** Start of Supplied information **

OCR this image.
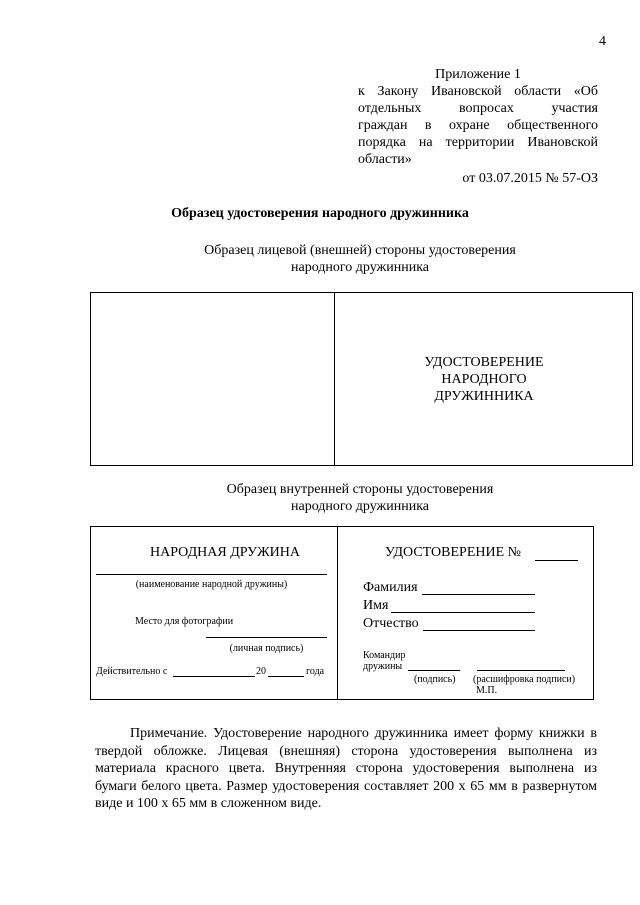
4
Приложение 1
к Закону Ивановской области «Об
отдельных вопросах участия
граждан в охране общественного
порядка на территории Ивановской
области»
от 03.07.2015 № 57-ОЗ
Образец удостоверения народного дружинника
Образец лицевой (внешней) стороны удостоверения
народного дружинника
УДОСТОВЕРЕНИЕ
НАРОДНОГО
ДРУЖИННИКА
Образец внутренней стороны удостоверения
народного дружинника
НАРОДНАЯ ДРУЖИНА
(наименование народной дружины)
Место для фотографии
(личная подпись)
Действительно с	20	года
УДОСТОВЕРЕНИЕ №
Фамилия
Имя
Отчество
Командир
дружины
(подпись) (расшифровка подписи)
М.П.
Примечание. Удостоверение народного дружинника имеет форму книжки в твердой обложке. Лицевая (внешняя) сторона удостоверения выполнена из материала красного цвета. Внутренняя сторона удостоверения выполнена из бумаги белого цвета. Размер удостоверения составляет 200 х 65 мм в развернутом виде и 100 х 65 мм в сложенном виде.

** End of Supplied information **
** Start of Supplied information **

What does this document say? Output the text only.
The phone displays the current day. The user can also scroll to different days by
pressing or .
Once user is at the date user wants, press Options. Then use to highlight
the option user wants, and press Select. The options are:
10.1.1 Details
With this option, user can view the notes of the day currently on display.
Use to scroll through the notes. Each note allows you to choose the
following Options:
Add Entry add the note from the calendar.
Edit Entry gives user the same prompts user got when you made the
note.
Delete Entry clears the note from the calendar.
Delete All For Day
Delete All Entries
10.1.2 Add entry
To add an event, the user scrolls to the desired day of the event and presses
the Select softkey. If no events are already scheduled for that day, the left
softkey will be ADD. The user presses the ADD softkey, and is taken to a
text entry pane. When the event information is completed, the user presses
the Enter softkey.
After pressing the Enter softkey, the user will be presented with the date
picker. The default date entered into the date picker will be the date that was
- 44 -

** End of Supplied information **

• _Your instructions_
In the data above, how many lines contain the string "Delete"? Answer with the number only.

• _Written response_
3